> **Text excerpt**
>>

Microsoft’s COCO dataset [6] has become an industry standard for training object detection and localisation algorithms, and has been used as the data set to benchmark the aforementioned algorithms.
Object detection is a field highly dominated by CNN-based models. Therefore, we tested variants of two state-of-the-art algorithms:
- •
- •
One of the main areas of focus was to measure the trade-offs required to gain real-time inference capabilities with minimal sacrifice to accuracy. Since, our goal is to perform real-time inference by utilizing the input from NAO robot’s camera (low compute robot), the performance of the model both in terms of latency as well as accuracy was measured. Based on the performance comparisons, we chose YOLO and modified it to work better with low-res images (480p stream from NAO robot’s camera). The resultant model has been described here. A complete pipeline was developed which takes input from NAO’s camera, feeds it to the detection algorithm, takes the output of the algorithm and then decides on the actions to be taken by NAO based on the predicted labels. The pipeline does all this in real-time.
The rest of the paper is organized as follows. In section II, the state-of-the-art and previous related work has been discussed. In section III, the problem has been formalized and elaborated upon and the architecture proposed has been discussed in section IV. Section V describes the results and compares the performance among the different algorithms. The future work has been discussed and proposed in the last section.
II Related Work
In our previous work [14], we tackled the problem of determining the ideal grasp location for an object in the field of view of a robot, based on the intention for grasping that object. From that project, we realized the challenge of accurately detecting object boundaries for a robot when the object is present in a real-world environment with many other distracting objects in the field of view of a robot. The problem considered in this paper is related to the bounding box problem in the field of object detection, whereby a rectangular region is drawn around the target object to mark its closest wrapped boundaries inside the frame of the image. A predictive label is associated with the recognition of the object and is mentioned for each of such bounding boxes along with a confidence metric for said predictions. The prior state-of-the-art algorithms that deal with this problem have been broadly classified as follows:
II-A Region-Based Convolutional Neural Networks: two-stage approaches
Region-Based CNNs are an extension of the work done in [15] to generalize object classification to object detection. R-CNN uses a region proposal method called selective search to propose sections of the image which are then run through a conventional CNN to see whether the object actually is contained within the region. The accuracy of the box is improved by a linear regression to generate increasingly tighter bounding boxes. Improvements of R-CNNs that have been developed till now are Fast R-CNN, Faster R-CNN and Mask R-CNN.
Fast R-CNN is aimed at reducing the computation required by running the forward pass on the image only once per image instead of once per proposal and then reusing the computation for each proposed region. Faster R-CNN takes it further by getting rid of the selective search process and instead utilises the results of the forward pass of the CNN. Mask R-CNN builds on Faster R-CNN by creating a binary mask of 0 and 1s which corresponding to the prediction of whether an object is present within the mask or not. Thus Mask R-CNN is able to segmentation at a pixel level.

<<

> **Entries**
>>

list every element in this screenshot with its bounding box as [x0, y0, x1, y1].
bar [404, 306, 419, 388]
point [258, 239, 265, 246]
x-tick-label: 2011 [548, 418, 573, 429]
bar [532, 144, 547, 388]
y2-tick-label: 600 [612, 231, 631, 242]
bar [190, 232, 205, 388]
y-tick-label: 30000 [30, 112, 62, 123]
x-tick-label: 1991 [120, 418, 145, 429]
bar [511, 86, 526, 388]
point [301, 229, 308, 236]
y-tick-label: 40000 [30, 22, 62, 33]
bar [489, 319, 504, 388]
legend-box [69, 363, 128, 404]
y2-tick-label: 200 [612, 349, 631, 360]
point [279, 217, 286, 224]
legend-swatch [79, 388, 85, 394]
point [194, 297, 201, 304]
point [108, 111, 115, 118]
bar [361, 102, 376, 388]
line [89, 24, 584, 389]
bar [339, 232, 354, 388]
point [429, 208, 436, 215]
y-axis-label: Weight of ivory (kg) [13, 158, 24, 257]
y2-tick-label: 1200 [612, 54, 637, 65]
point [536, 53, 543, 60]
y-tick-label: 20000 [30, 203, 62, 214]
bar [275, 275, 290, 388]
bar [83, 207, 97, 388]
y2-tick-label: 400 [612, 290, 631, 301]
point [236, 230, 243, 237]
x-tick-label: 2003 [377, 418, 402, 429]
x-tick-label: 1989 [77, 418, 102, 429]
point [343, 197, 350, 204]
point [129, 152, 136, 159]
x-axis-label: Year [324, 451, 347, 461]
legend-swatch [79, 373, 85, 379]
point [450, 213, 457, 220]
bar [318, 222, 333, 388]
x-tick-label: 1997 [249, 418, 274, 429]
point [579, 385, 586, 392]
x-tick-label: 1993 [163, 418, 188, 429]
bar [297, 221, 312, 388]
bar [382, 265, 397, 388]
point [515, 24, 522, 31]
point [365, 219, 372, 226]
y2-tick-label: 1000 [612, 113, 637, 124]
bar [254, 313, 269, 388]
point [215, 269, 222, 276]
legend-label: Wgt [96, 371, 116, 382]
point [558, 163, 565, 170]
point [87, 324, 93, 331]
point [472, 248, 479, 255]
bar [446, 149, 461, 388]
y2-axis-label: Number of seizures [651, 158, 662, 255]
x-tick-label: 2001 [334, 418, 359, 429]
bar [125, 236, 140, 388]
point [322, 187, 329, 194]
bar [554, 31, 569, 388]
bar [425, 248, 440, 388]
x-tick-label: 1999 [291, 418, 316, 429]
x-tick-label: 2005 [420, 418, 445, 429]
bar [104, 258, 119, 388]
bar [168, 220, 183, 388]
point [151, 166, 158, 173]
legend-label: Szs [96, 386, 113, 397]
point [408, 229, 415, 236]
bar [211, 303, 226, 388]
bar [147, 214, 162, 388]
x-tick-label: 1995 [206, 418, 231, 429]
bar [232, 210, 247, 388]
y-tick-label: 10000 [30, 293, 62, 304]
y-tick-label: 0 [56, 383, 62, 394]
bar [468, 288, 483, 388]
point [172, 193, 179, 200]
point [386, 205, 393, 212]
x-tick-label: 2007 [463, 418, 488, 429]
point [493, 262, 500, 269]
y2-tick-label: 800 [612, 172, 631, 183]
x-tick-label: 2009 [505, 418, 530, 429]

<<
>>

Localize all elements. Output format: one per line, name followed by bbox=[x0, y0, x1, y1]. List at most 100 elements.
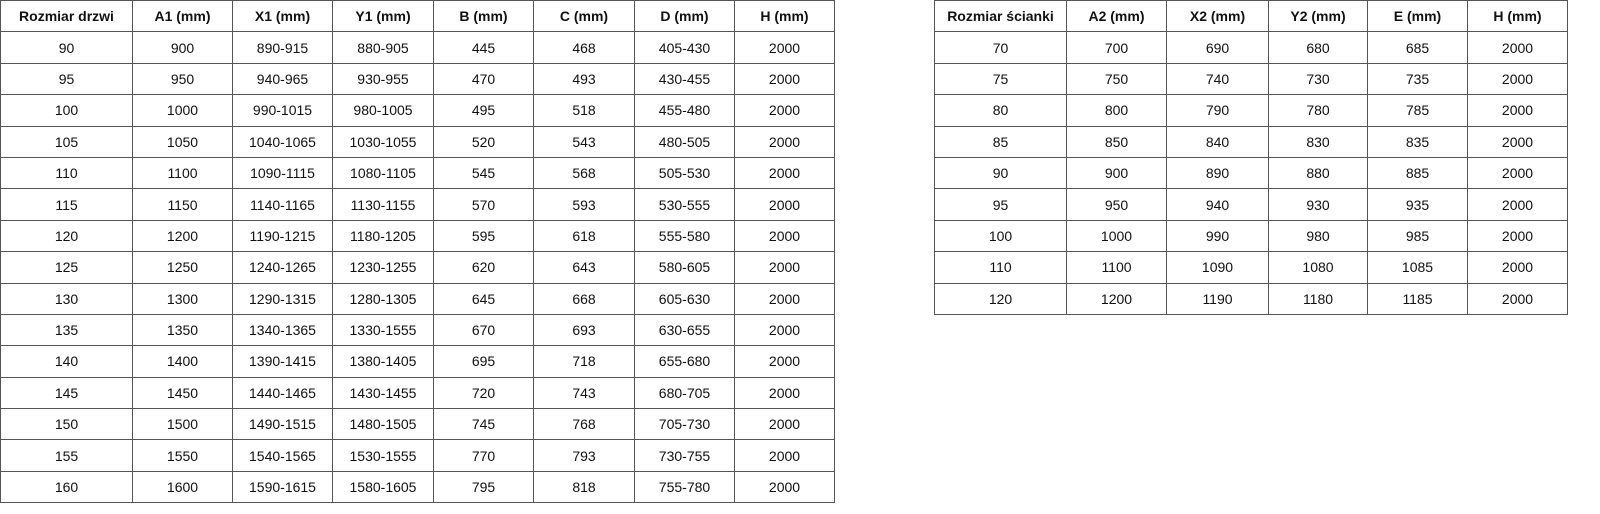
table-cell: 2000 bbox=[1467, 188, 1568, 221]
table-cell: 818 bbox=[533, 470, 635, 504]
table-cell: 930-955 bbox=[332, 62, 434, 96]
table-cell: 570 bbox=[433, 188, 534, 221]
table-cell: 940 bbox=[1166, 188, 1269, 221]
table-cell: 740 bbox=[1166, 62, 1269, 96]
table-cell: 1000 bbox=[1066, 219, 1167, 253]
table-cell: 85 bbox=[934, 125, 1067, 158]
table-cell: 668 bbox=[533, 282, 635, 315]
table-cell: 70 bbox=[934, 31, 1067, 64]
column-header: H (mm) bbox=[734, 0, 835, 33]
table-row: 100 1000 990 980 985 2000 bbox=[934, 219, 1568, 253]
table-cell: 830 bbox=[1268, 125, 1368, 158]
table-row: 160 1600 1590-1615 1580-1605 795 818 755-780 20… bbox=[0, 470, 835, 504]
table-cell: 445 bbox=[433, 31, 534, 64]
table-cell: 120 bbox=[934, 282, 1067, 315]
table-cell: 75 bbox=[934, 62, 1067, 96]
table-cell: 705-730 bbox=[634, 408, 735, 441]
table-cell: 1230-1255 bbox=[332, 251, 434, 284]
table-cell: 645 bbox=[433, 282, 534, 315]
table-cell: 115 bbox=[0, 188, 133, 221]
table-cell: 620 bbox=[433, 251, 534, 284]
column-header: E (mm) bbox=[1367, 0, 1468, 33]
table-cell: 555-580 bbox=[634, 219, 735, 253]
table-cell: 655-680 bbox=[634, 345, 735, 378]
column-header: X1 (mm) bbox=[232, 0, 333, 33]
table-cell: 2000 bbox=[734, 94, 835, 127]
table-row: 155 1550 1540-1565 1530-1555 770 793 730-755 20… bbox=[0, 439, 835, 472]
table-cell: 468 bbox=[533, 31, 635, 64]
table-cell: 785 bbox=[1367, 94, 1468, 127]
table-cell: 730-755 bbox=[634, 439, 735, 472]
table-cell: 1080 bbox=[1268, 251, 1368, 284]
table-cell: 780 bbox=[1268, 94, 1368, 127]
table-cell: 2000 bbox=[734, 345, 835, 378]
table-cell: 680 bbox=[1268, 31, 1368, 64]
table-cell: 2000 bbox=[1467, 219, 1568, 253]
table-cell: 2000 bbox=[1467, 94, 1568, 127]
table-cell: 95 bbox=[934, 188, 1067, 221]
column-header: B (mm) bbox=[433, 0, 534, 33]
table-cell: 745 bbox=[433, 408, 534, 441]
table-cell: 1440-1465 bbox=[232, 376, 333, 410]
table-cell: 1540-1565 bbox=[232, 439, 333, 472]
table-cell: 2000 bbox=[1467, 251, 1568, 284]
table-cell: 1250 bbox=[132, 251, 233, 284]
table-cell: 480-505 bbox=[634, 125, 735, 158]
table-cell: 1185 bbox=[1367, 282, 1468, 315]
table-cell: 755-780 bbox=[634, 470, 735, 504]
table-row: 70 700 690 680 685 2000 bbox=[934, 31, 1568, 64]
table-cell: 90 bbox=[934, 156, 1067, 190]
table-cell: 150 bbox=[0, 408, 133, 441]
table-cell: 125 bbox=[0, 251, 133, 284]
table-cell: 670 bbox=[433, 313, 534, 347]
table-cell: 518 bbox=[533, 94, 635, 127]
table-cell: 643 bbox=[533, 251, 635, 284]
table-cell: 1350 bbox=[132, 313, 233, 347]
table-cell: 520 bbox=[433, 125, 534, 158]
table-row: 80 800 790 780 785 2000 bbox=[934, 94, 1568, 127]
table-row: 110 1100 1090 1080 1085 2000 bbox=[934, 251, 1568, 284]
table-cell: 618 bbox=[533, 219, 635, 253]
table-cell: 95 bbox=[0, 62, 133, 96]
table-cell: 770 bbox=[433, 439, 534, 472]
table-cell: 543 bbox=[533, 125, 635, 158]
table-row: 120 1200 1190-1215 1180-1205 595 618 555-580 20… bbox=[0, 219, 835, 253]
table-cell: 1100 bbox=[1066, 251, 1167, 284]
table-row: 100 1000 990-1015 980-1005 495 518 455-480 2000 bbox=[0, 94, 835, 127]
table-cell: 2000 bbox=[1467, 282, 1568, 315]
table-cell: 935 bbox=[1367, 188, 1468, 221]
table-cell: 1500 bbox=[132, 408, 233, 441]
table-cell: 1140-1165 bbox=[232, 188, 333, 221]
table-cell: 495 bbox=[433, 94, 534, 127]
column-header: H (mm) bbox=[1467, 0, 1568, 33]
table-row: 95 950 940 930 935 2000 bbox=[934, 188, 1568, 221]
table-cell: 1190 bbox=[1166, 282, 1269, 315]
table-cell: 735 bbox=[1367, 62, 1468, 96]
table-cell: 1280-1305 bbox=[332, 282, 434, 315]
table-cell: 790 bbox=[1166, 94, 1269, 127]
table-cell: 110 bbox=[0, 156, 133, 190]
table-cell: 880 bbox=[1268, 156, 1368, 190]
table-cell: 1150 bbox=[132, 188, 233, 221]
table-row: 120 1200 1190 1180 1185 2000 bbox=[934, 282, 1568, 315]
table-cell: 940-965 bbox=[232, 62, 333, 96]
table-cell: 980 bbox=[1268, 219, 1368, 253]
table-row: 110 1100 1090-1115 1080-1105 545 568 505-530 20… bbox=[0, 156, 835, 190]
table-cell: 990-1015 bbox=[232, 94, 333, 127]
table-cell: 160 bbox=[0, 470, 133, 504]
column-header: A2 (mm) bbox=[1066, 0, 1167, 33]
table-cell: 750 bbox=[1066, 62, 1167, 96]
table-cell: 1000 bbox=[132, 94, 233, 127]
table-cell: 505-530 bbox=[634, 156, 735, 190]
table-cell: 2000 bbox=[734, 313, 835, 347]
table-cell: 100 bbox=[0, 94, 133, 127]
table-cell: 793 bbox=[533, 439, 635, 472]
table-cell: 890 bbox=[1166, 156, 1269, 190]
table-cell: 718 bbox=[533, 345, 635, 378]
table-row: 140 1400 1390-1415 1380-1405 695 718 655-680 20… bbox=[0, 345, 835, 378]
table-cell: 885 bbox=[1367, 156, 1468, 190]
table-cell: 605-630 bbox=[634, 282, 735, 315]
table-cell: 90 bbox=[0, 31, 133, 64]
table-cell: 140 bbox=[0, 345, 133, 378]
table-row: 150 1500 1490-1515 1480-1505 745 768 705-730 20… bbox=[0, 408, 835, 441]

<<

> **Aim**
Answer these about the object detection text, numbering each answer to match:
1. What resolution is the stream from the NAO robot's camera?
2. Which region proposal method does R-CNN use?
3. What does Faster R-CNN use in place of the selective search process?

> **The reply**
1. 480p.
2. Selective search.
3. The results of the CNN's forward pass.